WRITTEN PROBLEM ->
Scan the records below. List lines holding "this".

ENTRIES SHOWN ->
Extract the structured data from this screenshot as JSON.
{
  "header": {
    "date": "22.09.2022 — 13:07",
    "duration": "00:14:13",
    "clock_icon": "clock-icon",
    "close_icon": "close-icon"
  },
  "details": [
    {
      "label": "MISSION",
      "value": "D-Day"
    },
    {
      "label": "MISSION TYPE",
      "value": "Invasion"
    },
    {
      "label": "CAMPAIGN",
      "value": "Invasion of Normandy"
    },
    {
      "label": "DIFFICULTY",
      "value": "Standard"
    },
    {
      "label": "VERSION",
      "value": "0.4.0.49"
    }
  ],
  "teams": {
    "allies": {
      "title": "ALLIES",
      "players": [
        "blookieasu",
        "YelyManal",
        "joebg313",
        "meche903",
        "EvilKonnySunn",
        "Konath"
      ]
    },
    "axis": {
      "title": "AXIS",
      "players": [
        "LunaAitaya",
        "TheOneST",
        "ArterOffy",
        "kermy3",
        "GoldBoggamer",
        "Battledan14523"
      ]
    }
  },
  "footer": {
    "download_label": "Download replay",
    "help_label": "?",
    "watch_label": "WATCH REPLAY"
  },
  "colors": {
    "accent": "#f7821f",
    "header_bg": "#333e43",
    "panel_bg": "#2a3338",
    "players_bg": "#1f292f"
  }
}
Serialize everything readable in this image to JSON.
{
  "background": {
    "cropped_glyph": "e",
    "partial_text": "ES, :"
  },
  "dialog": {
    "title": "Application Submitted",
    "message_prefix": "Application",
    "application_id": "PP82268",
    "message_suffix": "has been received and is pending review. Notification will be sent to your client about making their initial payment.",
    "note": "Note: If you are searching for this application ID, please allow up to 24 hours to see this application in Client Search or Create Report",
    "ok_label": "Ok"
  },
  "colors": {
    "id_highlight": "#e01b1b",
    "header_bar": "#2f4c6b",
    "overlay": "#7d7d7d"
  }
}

RESULT BELOW ->
Extract the structured data from this screenshot as JSON.
Serialize everything readable in this image to JSON.
    "note": "Note: If you are searching for this application ID, please allow up to 24 hours to see this application in Client Search or Create Report",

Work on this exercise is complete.